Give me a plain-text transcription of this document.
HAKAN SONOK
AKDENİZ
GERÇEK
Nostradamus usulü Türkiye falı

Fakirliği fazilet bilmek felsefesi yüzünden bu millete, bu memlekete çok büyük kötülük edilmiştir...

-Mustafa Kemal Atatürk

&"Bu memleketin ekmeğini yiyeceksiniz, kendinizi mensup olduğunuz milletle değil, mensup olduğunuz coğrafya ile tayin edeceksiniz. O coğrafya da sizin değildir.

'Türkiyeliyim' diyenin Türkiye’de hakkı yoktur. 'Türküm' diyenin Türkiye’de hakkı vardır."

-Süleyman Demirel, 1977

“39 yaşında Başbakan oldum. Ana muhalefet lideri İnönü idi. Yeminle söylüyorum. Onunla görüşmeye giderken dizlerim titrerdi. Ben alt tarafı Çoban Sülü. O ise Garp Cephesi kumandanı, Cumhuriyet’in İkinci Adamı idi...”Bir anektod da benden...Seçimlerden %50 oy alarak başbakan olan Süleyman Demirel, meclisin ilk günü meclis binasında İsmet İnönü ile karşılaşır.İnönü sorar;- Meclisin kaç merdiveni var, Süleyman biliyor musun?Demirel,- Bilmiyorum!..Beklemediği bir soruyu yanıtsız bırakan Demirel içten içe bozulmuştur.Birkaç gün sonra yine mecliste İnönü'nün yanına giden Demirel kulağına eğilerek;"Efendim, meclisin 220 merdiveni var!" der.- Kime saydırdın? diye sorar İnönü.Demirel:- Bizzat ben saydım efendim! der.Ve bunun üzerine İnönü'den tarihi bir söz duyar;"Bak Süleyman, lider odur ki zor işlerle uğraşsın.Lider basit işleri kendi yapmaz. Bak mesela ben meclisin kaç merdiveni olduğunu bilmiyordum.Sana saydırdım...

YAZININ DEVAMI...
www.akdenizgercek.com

____

## [Set problem]
Repeat the material word for word, in full.

## [Written answer]
Give me a plain-text transcription of this document.
HAKAN SONOK
AKDENİZ
GERÇEK
Nostradamus usulü Türkiye falı

Fakirliği fazilet bilmek felsefesi yüzünden bu millete, bu memlekete çok büyük kötülük edilmiştir...

-Mustafa Kemal Atatürk

&"Bu memleketin ekmeğini yiyeceksiniz, kendinizi mensup olduğunuz milletle değil, mensup olduğunuz coğrafya ile tayin edeceksiniz. O coğrafya da sizin değildir.

'Türkiyeliyim' diyenin Türkiye’de hakkı yoktur. 'Türküm' diyenin Türkiye’de hakkı vardır."

-Süleyman Demirel, 1977

“39 yaşında Başbakan oldum. Ana muhalefet lideri İnönü idi. Yeminle söylüyorum. Onunla görüşmeye giderken dizlerim titrerdi. Ben alt tarafı Çoban Sülü. O ise Garp Cephesi kumandanı, Cumhuriyet’in İkinci Adamı idi...”Bir anektod da benden...Seçimlerden %50 oy alarak başbakan olan Süleyman Demirel, meclisin ilk günü meclis binasında İsmet İnönü ile karşılaşır.İnönü sorar;- Meclisin kaç merdiveni var, Süleyman biliyor musun?Demirel,- Bilmiyorum!..Beklemediği bir soruyu yanıtsız bırakan Demirel içten içe bozulmuştur.Birkaç gün sonra yine mecliste İnönü'nün yanına giden Demirel kulağına eğilerek;"Efendim, meclisin 220 merdiveni var!" der.- Kime saydırdın? diye sorar İnönü.Demirel:- Bizzat ben saydım efendim! der.Ve bunun üzerine İnönü'den tarihi bir söz duyar;"Bak Süleyman, lider odur ki zor işlerle uğraşsın.Lider basit işleri kendi yapmaz. Bak mesela ben meclisin kaç merdiveni olduğunu bilmiyordum.Sana saydırdım...

YAZININ DEVAMI...
www.akdenizgercek.com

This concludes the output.